# START OF Data for processing

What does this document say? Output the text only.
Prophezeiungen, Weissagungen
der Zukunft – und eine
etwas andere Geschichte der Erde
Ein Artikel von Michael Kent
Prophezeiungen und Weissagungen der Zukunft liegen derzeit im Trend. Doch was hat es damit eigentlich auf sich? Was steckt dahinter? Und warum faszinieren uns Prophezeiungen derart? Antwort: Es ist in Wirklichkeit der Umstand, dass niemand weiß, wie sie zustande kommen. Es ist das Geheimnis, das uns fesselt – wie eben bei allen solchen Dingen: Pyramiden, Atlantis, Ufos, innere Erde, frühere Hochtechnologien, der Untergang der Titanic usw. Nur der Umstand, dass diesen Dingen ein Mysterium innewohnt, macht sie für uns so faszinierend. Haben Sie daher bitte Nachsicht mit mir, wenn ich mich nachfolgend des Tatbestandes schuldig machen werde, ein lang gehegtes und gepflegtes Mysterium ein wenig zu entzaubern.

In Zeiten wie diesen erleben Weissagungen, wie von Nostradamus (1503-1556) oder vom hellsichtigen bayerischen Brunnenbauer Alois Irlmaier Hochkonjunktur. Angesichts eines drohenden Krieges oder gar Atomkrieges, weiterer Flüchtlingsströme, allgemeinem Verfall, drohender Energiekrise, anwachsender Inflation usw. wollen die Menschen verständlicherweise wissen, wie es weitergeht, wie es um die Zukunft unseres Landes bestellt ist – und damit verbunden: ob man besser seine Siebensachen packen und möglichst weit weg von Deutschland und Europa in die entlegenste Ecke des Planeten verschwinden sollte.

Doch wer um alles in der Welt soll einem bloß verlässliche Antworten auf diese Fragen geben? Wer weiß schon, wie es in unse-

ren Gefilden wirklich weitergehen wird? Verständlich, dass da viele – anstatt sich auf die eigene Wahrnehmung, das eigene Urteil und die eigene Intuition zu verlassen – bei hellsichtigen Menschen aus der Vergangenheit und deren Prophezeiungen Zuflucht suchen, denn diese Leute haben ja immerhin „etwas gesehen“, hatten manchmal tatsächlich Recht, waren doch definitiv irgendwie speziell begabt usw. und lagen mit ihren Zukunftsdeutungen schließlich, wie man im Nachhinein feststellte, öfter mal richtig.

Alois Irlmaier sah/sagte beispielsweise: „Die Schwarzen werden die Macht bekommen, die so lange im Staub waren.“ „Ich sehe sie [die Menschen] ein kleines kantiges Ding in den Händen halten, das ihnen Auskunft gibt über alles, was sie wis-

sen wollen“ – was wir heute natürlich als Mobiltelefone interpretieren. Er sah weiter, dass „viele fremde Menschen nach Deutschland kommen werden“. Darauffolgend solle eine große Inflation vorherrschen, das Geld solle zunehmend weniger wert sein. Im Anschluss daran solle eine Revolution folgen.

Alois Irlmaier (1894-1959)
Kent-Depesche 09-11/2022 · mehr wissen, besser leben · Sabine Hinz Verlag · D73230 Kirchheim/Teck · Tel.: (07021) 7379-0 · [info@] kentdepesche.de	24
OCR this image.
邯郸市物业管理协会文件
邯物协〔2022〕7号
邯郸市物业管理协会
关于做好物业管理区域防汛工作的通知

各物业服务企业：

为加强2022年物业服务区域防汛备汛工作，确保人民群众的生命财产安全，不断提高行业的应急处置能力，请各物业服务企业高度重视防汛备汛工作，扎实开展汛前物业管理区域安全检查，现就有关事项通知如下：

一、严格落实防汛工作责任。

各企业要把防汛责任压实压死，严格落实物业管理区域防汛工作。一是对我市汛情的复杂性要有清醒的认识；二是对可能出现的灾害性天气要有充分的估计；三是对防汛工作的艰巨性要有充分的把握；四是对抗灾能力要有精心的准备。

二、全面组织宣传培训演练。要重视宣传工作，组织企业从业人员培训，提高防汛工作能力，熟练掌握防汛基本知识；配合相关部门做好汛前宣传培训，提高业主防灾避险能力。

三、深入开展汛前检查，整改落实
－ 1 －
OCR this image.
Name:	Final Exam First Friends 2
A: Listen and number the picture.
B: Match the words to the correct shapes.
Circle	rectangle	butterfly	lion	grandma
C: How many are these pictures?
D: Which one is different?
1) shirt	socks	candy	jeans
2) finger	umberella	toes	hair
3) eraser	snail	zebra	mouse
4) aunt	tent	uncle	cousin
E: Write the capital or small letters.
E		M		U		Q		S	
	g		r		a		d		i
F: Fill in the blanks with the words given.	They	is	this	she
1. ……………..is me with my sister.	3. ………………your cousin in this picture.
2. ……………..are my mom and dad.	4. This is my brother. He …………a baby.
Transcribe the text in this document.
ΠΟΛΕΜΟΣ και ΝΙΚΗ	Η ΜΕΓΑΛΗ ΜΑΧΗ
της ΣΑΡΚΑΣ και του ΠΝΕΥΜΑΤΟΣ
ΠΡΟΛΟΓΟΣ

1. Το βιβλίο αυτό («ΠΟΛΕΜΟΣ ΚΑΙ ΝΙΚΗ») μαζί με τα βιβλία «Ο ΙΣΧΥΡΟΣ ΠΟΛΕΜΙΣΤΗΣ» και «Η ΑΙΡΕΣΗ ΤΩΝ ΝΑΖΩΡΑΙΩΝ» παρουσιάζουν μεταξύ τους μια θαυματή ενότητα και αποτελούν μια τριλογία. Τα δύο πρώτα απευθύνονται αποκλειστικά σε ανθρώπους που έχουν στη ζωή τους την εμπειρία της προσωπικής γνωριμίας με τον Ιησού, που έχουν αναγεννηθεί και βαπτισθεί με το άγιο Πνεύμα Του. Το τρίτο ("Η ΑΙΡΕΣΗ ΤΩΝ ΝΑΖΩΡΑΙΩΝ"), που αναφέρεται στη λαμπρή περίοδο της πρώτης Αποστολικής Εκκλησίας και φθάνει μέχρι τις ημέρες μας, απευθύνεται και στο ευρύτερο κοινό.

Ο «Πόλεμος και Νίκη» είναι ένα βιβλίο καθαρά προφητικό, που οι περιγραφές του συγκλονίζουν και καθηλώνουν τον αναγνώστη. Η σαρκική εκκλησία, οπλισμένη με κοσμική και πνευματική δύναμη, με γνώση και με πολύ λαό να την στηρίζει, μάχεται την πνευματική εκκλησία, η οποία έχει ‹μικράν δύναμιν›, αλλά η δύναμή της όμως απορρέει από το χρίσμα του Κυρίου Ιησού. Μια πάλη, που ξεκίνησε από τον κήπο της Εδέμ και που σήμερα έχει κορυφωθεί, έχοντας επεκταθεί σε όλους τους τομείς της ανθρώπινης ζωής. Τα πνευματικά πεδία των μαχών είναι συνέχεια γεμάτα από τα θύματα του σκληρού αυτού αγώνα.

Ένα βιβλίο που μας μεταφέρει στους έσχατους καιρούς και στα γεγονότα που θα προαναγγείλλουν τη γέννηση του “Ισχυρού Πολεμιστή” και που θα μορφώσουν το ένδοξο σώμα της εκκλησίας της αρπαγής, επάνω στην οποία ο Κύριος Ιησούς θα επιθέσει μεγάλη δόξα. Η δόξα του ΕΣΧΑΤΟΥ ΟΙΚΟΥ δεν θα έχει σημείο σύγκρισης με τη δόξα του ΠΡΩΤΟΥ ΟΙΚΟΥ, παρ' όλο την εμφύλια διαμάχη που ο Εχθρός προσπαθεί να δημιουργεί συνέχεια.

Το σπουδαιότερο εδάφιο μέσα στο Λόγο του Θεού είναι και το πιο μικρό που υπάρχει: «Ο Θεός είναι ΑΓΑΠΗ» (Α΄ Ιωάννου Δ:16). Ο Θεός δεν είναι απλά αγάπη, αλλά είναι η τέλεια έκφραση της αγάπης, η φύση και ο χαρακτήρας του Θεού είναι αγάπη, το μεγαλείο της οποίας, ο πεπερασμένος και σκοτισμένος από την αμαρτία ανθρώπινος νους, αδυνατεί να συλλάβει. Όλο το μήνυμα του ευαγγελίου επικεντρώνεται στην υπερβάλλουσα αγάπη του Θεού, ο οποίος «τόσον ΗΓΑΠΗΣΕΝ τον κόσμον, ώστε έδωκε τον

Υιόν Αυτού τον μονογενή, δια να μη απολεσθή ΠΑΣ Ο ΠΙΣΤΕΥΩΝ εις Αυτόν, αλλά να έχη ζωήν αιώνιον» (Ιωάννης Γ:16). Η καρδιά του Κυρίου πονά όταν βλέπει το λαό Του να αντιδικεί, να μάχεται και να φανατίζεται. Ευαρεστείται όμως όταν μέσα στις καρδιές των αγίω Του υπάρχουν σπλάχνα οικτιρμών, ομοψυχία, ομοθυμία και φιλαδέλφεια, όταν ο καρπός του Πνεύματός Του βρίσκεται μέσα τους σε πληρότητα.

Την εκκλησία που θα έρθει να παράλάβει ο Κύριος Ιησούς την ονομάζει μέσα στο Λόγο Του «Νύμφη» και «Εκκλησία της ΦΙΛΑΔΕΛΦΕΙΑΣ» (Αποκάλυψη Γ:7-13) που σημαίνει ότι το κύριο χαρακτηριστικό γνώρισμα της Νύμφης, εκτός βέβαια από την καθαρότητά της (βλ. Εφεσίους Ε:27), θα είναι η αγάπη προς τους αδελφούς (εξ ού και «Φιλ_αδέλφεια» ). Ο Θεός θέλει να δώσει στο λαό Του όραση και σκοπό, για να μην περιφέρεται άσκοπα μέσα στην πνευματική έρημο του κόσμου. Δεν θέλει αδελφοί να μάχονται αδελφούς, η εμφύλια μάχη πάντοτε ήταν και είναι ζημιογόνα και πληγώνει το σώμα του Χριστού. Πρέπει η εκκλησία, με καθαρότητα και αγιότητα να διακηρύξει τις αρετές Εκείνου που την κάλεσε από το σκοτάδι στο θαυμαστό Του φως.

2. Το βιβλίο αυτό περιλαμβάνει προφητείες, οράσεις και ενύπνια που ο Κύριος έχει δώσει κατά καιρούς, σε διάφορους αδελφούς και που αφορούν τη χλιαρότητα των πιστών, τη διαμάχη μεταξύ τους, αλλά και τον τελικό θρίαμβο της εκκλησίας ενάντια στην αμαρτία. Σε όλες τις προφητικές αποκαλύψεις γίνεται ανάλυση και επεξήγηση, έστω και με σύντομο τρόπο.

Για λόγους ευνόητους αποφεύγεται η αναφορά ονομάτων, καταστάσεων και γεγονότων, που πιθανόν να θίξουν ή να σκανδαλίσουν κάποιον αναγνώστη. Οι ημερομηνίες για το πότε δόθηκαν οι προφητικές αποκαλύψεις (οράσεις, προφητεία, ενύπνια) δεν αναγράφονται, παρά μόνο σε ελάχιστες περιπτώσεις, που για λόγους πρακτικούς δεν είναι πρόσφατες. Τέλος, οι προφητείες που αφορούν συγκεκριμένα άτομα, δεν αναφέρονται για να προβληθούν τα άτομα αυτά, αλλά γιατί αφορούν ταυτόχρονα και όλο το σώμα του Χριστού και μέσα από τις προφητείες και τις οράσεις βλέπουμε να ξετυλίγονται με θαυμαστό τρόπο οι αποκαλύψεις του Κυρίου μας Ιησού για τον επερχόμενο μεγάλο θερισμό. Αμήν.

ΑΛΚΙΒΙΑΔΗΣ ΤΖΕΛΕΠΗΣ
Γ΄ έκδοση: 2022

# END OF Data for processing

Exercise brief ->
Extract all lines from the data in which "with" is found.

Exercise response ->
F: Fill in the blanks with the words given.	They	is	this	she
1. ……………..is me with my sister.	3. ………………your cousin in this picture.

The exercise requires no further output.